Problem to work on - Gather every line of the entries that includes the word "this".

Provided entries -
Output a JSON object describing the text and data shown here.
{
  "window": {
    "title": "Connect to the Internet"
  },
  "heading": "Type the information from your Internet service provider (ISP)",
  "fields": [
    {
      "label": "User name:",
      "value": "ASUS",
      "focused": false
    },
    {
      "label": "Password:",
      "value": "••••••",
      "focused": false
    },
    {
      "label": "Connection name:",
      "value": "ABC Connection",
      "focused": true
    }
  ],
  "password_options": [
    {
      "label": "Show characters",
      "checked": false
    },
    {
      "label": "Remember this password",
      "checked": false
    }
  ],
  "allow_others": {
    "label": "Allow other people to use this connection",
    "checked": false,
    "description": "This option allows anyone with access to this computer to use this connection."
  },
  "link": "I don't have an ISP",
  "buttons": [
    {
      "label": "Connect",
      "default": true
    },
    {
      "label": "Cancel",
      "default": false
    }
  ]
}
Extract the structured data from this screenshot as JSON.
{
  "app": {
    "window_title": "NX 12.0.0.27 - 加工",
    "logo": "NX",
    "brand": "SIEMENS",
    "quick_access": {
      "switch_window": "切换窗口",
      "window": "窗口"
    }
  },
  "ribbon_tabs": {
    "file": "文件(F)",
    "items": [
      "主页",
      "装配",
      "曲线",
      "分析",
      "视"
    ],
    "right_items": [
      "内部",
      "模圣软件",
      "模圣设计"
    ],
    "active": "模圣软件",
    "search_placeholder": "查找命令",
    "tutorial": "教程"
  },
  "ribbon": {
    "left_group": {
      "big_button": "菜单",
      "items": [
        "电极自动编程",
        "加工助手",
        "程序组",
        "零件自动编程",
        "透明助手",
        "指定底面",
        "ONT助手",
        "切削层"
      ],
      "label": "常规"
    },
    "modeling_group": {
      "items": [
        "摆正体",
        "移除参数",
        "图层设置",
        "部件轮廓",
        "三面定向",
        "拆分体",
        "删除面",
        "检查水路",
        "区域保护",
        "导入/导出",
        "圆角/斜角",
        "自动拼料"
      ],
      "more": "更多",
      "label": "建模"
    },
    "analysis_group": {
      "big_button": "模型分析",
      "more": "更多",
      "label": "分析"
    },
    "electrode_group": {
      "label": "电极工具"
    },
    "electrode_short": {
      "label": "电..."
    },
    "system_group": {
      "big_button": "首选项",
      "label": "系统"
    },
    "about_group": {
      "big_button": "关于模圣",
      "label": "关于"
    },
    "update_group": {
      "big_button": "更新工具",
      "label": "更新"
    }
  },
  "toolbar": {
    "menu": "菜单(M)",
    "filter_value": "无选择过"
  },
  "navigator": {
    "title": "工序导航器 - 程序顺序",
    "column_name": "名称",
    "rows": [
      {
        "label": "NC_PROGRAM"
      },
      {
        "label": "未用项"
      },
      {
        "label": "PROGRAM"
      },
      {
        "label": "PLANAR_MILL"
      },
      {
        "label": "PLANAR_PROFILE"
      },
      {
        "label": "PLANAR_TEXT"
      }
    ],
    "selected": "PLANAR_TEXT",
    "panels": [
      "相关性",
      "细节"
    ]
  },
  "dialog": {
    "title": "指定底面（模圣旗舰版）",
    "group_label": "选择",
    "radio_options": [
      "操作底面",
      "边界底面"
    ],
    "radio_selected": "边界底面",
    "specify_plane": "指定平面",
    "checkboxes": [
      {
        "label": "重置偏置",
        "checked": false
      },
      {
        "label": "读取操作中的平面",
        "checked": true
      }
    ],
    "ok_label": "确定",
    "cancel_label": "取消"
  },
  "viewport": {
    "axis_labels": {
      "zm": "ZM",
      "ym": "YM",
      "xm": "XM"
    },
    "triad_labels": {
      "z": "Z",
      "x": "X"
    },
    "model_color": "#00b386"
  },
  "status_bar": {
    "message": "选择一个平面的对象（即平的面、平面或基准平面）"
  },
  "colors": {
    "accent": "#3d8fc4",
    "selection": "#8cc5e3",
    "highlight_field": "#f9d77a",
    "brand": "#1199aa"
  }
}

Reply -
      "label": "Remember this password",
    "label": "Allow other people to use this connection",
    "description": "This option allows anyone with access to this computer to use this connection."
Extract the structured data from this screenshot as JSON.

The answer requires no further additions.